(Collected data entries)
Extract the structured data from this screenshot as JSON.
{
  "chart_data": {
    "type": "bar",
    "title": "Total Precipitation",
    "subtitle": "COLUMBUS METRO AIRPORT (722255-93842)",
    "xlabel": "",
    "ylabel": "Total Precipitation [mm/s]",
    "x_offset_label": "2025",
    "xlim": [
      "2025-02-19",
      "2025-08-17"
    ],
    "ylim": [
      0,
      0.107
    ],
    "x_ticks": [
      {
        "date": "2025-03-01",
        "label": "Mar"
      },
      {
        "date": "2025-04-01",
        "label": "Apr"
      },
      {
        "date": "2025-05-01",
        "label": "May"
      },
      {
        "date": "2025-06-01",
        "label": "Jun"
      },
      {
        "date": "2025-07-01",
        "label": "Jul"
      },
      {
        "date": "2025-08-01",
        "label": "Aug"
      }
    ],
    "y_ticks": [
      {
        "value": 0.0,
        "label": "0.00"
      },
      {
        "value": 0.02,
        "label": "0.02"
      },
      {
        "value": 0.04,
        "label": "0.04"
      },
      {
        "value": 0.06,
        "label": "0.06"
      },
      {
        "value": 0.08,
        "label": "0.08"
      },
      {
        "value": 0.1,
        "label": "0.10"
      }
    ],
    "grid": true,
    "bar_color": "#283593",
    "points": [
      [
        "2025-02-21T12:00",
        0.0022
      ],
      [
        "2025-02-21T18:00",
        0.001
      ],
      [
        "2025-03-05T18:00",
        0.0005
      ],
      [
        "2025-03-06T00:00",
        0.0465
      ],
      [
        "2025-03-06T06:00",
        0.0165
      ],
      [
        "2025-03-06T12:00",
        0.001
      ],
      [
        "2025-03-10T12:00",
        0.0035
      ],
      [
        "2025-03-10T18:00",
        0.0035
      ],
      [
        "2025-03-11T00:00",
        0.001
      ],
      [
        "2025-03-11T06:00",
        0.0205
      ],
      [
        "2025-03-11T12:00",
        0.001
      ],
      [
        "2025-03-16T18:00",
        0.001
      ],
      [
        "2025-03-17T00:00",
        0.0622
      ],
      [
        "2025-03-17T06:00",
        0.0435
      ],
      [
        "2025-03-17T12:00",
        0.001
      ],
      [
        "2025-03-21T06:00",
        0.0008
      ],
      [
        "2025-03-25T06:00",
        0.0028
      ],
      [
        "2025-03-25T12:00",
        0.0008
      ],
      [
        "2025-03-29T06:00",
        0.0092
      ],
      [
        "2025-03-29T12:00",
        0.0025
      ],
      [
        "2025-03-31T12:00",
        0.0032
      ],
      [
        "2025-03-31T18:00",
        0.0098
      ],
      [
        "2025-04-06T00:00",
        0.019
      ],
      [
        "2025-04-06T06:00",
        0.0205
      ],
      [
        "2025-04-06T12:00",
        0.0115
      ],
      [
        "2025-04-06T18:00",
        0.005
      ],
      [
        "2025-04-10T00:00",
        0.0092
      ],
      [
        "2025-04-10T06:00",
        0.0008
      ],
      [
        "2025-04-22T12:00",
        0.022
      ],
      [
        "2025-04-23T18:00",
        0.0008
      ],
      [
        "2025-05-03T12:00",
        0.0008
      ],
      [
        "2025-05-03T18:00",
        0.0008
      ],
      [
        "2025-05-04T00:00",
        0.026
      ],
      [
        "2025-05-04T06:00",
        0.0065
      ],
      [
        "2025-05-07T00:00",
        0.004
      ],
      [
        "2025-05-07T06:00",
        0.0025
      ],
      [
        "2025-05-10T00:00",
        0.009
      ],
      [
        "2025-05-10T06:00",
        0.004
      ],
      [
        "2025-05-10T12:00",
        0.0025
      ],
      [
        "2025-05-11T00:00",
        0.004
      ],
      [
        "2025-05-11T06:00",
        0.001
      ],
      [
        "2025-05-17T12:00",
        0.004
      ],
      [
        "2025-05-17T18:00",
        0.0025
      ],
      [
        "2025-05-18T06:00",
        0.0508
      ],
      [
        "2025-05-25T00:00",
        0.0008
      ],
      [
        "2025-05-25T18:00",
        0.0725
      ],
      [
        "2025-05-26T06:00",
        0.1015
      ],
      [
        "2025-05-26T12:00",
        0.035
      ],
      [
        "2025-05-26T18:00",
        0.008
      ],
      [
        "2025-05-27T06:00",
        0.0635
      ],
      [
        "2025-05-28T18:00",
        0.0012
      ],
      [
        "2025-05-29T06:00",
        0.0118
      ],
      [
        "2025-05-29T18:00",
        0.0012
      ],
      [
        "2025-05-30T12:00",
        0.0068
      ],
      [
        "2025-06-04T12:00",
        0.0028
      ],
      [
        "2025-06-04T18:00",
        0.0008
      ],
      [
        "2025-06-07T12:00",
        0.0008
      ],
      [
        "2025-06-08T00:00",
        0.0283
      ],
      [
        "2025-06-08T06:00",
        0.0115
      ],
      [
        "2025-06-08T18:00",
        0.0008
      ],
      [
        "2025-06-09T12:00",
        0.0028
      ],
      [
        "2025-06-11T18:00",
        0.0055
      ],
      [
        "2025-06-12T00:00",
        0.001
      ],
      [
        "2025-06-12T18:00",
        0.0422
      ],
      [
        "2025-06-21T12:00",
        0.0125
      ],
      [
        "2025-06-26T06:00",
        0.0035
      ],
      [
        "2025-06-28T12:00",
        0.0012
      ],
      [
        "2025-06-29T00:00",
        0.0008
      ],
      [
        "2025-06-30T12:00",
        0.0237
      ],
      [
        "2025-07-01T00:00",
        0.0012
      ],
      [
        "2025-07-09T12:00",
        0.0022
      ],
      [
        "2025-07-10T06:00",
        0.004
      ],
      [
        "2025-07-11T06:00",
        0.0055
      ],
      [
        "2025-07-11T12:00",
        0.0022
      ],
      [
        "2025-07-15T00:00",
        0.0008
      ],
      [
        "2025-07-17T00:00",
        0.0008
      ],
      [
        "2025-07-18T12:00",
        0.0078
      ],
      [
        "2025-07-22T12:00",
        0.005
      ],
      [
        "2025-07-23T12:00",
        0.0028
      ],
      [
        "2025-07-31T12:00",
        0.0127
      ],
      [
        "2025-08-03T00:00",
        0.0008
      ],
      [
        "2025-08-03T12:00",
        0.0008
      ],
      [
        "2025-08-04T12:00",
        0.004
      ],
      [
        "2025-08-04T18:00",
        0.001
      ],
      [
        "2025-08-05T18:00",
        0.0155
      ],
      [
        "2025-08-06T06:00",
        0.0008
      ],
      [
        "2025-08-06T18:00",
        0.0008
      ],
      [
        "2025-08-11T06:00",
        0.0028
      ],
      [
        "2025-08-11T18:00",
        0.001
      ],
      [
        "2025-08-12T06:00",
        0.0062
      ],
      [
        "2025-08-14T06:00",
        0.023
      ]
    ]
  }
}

Work to complete:
Identify how many lines in the entries above contain the word "Precipitation" and provide only that figure.

Finished answer:
2